Below are the records; locate each line with the word "window" and copy it.

=== Data supplied ===

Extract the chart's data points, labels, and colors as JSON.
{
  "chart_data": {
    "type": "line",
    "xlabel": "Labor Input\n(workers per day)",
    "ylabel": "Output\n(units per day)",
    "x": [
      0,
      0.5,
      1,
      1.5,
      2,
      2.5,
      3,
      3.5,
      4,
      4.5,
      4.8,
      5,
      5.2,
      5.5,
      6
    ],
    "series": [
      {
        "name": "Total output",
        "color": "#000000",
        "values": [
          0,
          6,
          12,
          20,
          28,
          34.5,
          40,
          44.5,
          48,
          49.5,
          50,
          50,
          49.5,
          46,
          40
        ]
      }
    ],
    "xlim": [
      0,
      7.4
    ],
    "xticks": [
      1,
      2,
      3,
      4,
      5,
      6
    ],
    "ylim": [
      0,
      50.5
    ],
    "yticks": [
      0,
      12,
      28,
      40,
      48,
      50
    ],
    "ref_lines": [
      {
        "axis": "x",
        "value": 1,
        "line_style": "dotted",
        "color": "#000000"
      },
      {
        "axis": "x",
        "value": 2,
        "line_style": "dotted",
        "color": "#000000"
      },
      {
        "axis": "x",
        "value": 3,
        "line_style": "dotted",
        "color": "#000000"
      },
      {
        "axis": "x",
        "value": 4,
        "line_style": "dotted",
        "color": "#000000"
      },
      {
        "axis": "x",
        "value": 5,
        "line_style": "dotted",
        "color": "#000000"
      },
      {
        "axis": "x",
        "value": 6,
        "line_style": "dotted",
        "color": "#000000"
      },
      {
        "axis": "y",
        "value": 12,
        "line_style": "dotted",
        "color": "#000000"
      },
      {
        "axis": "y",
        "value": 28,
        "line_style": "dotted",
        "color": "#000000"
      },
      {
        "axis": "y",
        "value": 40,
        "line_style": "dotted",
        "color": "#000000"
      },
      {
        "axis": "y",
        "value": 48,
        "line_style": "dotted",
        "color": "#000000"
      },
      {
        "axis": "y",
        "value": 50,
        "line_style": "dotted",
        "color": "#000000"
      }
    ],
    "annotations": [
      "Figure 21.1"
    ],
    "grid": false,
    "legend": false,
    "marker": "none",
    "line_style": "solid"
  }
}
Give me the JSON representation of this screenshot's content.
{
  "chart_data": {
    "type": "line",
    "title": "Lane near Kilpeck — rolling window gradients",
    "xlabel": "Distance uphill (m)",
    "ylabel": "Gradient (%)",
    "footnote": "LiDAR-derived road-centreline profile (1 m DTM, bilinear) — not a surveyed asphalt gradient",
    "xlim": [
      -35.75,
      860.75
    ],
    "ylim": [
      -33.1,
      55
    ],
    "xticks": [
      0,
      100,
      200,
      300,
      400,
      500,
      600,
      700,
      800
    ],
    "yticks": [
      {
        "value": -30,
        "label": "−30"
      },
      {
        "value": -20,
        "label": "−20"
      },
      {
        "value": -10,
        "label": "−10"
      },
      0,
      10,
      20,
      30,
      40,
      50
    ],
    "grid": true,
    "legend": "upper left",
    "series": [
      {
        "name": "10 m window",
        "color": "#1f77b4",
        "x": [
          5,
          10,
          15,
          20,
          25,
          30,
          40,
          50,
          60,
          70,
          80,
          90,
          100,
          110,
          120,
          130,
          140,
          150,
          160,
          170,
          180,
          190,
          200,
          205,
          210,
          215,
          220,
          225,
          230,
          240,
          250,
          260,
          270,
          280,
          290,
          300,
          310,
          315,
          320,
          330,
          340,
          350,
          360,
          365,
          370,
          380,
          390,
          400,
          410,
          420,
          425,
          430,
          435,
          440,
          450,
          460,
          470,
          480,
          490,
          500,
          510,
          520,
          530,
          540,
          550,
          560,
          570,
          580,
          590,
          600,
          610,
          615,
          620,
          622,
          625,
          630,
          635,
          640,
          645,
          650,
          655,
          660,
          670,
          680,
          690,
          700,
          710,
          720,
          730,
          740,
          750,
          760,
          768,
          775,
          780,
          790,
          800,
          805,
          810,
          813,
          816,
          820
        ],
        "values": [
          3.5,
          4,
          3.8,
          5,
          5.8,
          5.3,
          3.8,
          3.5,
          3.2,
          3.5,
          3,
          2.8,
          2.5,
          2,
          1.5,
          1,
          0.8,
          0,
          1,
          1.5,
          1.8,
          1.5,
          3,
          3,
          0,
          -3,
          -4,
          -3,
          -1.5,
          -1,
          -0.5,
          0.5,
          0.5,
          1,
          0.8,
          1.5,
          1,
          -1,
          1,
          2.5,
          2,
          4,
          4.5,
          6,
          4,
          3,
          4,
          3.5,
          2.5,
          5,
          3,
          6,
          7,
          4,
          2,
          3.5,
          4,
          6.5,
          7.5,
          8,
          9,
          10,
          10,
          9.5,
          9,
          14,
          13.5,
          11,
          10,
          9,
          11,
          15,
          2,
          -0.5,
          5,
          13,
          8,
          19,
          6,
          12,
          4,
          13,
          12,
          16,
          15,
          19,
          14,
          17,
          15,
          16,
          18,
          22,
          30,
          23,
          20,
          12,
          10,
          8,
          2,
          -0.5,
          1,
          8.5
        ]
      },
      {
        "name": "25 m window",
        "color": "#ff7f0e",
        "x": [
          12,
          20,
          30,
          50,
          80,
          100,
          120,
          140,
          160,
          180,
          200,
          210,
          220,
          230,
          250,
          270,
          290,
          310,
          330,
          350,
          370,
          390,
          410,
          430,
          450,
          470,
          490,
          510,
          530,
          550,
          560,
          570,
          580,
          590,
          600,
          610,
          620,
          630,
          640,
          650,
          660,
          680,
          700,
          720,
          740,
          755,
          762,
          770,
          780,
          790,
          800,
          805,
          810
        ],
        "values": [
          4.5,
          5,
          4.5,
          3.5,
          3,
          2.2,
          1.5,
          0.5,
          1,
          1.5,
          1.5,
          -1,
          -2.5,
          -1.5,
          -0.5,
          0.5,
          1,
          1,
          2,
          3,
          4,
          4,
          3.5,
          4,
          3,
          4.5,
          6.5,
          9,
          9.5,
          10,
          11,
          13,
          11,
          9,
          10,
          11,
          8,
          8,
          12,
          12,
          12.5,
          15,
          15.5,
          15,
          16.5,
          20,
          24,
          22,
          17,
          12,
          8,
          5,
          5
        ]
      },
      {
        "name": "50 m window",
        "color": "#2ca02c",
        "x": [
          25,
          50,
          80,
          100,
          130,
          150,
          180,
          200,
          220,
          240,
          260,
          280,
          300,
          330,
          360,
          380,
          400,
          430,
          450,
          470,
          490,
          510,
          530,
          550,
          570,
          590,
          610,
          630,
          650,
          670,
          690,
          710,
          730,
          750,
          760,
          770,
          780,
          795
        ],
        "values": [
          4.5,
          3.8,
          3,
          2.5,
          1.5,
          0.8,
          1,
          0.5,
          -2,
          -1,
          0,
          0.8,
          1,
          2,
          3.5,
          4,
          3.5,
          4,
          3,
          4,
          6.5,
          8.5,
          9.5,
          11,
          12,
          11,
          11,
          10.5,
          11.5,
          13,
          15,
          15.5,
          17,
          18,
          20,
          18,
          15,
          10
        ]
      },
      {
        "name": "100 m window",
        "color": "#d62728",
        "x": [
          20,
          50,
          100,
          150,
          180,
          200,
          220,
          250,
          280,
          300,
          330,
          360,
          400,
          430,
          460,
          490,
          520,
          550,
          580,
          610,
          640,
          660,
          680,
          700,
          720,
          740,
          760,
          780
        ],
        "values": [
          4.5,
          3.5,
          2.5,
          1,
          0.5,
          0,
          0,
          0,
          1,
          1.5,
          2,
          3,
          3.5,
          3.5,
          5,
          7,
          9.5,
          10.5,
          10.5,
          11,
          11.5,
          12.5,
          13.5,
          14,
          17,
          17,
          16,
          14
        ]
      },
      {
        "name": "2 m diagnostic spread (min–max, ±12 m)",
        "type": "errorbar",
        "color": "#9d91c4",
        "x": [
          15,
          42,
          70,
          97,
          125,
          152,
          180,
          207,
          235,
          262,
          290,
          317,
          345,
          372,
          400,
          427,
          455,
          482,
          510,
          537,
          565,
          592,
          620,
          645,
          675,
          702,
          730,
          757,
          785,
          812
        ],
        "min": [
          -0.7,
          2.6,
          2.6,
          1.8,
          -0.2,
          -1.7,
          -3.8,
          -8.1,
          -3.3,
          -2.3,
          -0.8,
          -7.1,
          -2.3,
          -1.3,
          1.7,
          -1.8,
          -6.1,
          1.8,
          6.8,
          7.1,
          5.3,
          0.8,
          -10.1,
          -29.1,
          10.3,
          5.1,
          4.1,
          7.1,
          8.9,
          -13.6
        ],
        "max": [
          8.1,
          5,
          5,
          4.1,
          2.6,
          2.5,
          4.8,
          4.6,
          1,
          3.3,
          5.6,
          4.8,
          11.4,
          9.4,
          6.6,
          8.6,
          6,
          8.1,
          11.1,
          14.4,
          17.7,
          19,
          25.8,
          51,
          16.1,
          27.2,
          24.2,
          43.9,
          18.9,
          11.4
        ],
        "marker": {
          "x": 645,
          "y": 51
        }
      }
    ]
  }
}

===

## Exercise solution
    "title": "Lane near Kilpeck — rolling window gradients",
        "name": "10 m window",
        "name": "25 m window",
        "name": "50 m window",
        "name": "100 m window",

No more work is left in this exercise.